* [Short exercise] Count the lines below that contain the word "Windows", and give only that number.

* [Stored rows]
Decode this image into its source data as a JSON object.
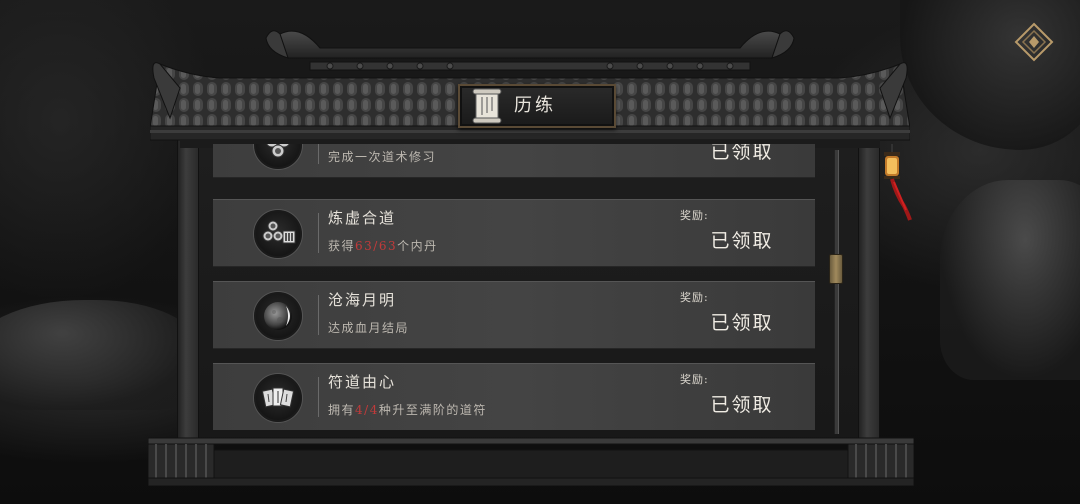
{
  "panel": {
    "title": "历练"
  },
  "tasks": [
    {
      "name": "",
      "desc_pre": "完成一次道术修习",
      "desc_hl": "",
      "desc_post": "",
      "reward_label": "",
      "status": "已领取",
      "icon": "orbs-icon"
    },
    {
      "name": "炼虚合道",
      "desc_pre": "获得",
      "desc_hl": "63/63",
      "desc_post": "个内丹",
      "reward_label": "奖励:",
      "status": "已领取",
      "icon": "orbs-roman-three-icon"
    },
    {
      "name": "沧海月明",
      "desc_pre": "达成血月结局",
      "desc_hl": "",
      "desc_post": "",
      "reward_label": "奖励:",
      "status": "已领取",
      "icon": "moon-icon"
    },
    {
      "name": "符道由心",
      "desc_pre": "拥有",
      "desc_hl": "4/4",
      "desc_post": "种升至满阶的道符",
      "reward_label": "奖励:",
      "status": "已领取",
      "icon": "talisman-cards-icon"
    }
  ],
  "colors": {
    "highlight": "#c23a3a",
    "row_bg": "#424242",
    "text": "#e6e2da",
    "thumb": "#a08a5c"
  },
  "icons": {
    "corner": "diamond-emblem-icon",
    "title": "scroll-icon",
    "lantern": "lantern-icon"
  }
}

...

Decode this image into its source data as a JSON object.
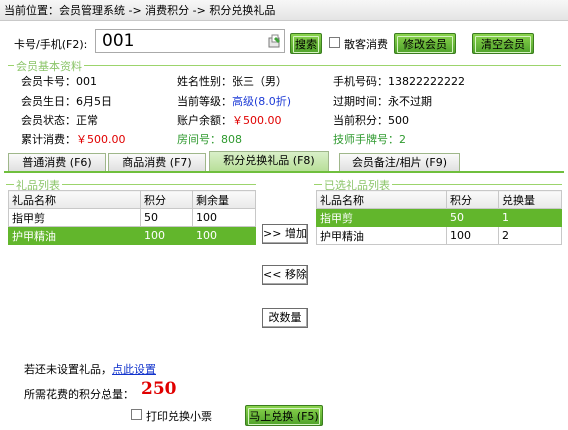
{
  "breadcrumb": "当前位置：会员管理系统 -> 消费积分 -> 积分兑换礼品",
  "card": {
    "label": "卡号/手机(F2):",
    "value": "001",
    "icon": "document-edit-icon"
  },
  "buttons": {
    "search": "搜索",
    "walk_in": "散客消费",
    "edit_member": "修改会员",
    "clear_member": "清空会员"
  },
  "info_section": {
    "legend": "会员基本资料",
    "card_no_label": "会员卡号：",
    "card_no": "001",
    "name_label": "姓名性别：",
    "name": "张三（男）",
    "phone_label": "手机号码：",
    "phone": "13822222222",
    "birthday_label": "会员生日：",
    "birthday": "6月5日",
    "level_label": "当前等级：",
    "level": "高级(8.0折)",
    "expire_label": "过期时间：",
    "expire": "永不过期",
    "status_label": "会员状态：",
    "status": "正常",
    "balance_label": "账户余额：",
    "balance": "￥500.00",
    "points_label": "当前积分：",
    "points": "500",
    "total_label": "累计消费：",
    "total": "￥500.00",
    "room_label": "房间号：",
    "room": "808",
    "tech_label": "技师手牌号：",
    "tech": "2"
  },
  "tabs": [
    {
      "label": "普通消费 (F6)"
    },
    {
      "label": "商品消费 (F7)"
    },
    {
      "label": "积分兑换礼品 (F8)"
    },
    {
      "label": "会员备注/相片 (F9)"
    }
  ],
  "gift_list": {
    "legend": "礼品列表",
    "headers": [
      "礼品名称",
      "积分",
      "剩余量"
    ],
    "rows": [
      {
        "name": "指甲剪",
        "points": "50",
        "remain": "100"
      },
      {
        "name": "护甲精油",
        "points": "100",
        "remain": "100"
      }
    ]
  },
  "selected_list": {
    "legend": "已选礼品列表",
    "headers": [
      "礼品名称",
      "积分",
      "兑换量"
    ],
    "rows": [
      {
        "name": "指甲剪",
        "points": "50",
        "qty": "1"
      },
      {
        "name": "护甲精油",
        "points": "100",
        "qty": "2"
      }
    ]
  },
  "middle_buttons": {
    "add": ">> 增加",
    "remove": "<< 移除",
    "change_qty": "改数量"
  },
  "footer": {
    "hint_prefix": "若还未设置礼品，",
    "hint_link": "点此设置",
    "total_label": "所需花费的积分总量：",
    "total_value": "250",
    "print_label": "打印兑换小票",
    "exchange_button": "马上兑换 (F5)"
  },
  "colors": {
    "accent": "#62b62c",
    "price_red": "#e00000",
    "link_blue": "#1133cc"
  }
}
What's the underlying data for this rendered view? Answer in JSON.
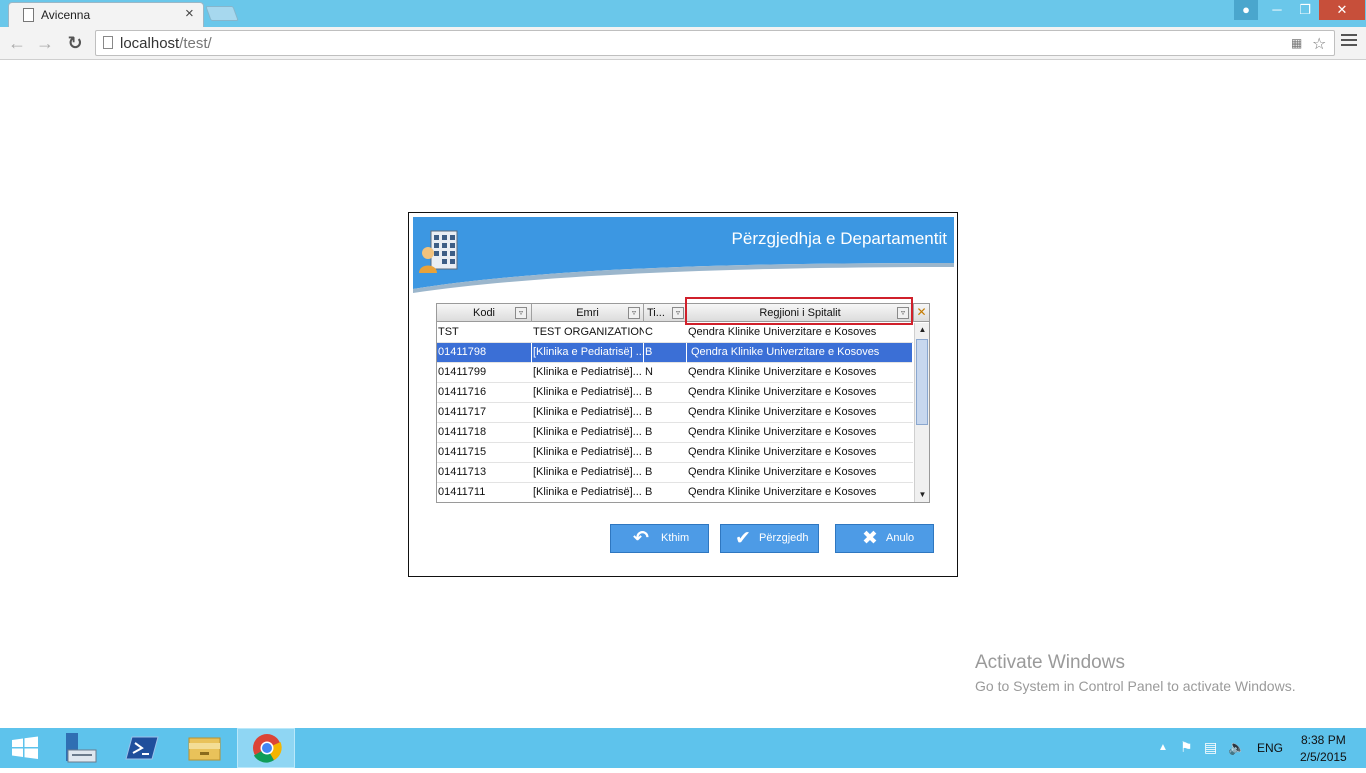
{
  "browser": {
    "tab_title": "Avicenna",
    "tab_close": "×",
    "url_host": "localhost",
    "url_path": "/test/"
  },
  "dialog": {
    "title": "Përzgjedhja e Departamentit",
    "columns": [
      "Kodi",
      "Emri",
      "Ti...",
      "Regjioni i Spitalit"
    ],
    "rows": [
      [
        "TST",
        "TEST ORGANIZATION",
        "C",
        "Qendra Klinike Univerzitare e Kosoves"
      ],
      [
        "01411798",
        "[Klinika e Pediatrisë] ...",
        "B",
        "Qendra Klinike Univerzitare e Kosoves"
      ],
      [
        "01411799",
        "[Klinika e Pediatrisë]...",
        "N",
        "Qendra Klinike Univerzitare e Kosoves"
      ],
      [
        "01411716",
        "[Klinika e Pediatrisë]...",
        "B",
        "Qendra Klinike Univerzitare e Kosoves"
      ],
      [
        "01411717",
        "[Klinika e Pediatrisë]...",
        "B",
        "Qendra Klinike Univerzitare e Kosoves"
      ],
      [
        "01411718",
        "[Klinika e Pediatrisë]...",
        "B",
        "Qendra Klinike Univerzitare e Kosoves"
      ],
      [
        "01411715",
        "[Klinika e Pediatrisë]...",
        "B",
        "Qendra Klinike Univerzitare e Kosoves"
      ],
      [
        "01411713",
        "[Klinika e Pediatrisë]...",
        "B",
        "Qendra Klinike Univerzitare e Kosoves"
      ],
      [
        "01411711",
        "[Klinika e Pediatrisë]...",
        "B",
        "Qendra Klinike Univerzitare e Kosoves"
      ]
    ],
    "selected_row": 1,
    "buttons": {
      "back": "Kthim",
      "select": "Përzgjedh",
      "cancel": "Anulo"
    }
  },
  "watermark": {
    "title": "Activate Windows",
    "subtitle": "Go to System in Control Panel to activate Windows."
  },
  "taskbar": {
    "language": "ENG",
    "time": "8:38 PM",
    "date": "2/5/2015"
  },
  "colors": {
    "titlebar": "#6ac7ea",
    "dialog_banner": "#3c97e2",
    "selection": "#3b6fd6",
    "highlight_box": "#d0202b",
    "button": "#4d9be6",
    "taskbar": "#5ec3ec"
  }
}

* [Reply] 2